## DATASET ROWS

◇ ◇ ◇ ◇ ◇

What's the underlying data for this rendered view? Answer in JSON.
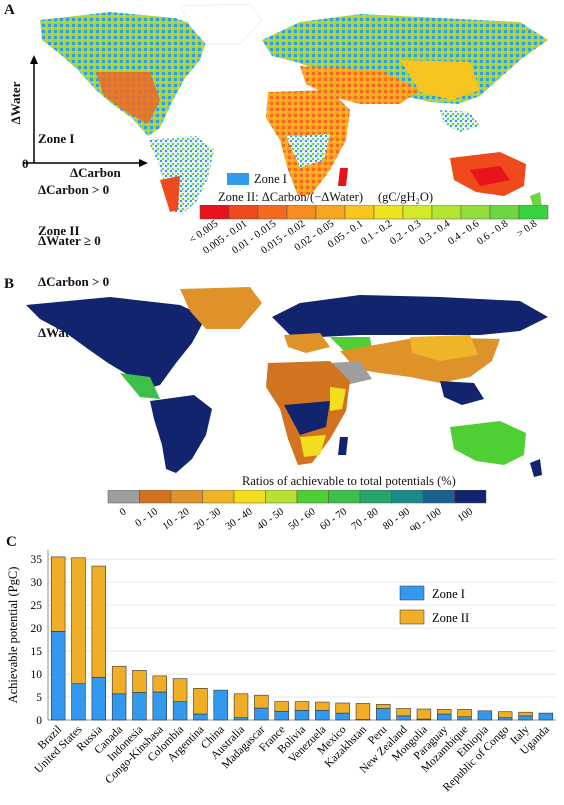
{
  "panels": {
    "a": "A",
    "b": "B",
    "c": "C"
  },
  "panel_a": {
    "zone1_lines": [
      "Zone I",
      "ΔCarbon > 0",
      "ΔWater ≥ 0"
    ],
    "zone2_lines": [
      "Zone II",
      "ΔCarbon > 0",
      "ΔWater < 0"
    ],
    "y_axis": "ΔWater",
    "x_axis": "ΔCarbon",
    "origin": "0",
    "zone1_legend": "Zone I",
    "zone1_color": "#3399ee",
    "zone2_title": "Zone II: ΔCarbon/(−ΔWater)",
    "zone2_unit": "(gC/gH₂O)",
    "bins": [
      "< 0.005",
      "0.005 - 0.01",
      "0.01 - 0.015",
      "0.015 - 0.02",
      "0.02 - 0.05",
      "0.05 - 0.1",
      "0.1 - 0.2",
      "0.2 - 0.3",
      "0.3 - 0.4",
      "0.4 - 0.6",
      "0.6 - 0.8",
      "> 0.8"
    ],
    "bin_colors": [
      "#e8141c",
      "#ee4a1c",
      "#f26a1e",
      "#f58b22",
      "#f7a61f",
      "#f7c51e",
      "#eee21f",
      "#d2ea2a",
      "#b3e432",
      "#93dd3a",
      "#6dd640",
      "#39d23f"
    ]
  },
  "panel_b": {
    "legend_title": "Ratios of achievable to total potentials (%)",
    "bins": [
      "0",
      "0 - 10",
      "10 - 20",
      "20 - 30",
      "30 - 40",
      "40 - 50",
      "50 - 60",
      "60 - 70",
      "70 - 80",
      "80 - 90",
      "90 - 100",
      "100"
    ],
    "bin_colors": [
      "#9e9e9e",
      "#d2741f",
      "#e0922a",
      "#f0b429",
      "#f2dd1f",
      "#b6e033",
      "#4fcf34",
      "#3dbf4a",
      "#25a56a",
      "#1d8a8a",
      "#1a5f8f",
      "#12246e"
    ]
  },
  "chart_data": {
    "type": "bar",
    "stacked": true,
    "ylabel": "Achievable potential (PgC)",
    "ylim": [
      0,
      37
    ],
    "yticks": [
      0,
      5,
      10,
      15,
      20,
      25,
      30,
      35
    ],
    "grid": true,
    "legend_position": "top-right",
    "categories": [
      "Brazil",
      "United States",
      "Russia",
      "Canada",
      "Indonesia",
      "Congo-Kinshasa",
      "Colombia",
      "Argentina",
      "China",
      "Australia",
      "Madagascar",
      "France",
      "Bolivia",
      "Venezuela",
      "Mexico",
      "Kazakhstan",
      "Peru",
      "New Zealand",
      "Mongolia",
      "Paraguay",
      "Mozambique",
      "Ethiopia",
      "Republic of Congo",
      "Italy",
      "Uganda"
    ],
    "series": [
      {
        "name": "Zone I",
        "color": "#3399ee",
        "values": [
          19.3,
          7.9,
          9.3,
          5.7,
          6.0,
          6.1,
          4.0,
          1.3,
          6.5,
          0.5,
          2.6,
          1.9,
          2.1,
          2.1,
          1.5,
          0.1,
          2.5,
          0.9,
          0.2,
          1.3,
          0.7,
          2.0,
          0.5,
          0.9,
          1.5
        ]
      },
      {
        "name": "Zone II",
        "color": "#f0ae27",
        "values": [
          16.2,
          27.4,
          24.2,
          6.0,
          4.8,
          3.5,
          5.0,
          5.6,
          0.0,
          5.2,
          2.8,
          2.1,
          1.9,
          1.8,
          2.2,
          3.5,
          0.9,
          1.6,
          2.2,
          1.0,
          1.6,
          0.0,
          1.3,
          0.8,
          0.0
        ]
      }
    ]
  }
}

◇ ◇ ◇ ◇ ◇

## EXERCISE GOAL
Copy each line from the records above that includes the string "ΔWater".

## RESPONSE
      "ΔWater ≥ 0"
      "ΔWater < 0"
    "y_axis": "ΔWater",
    "zone2_title": "Zone II: ΔCarbon/(−ΔWater)",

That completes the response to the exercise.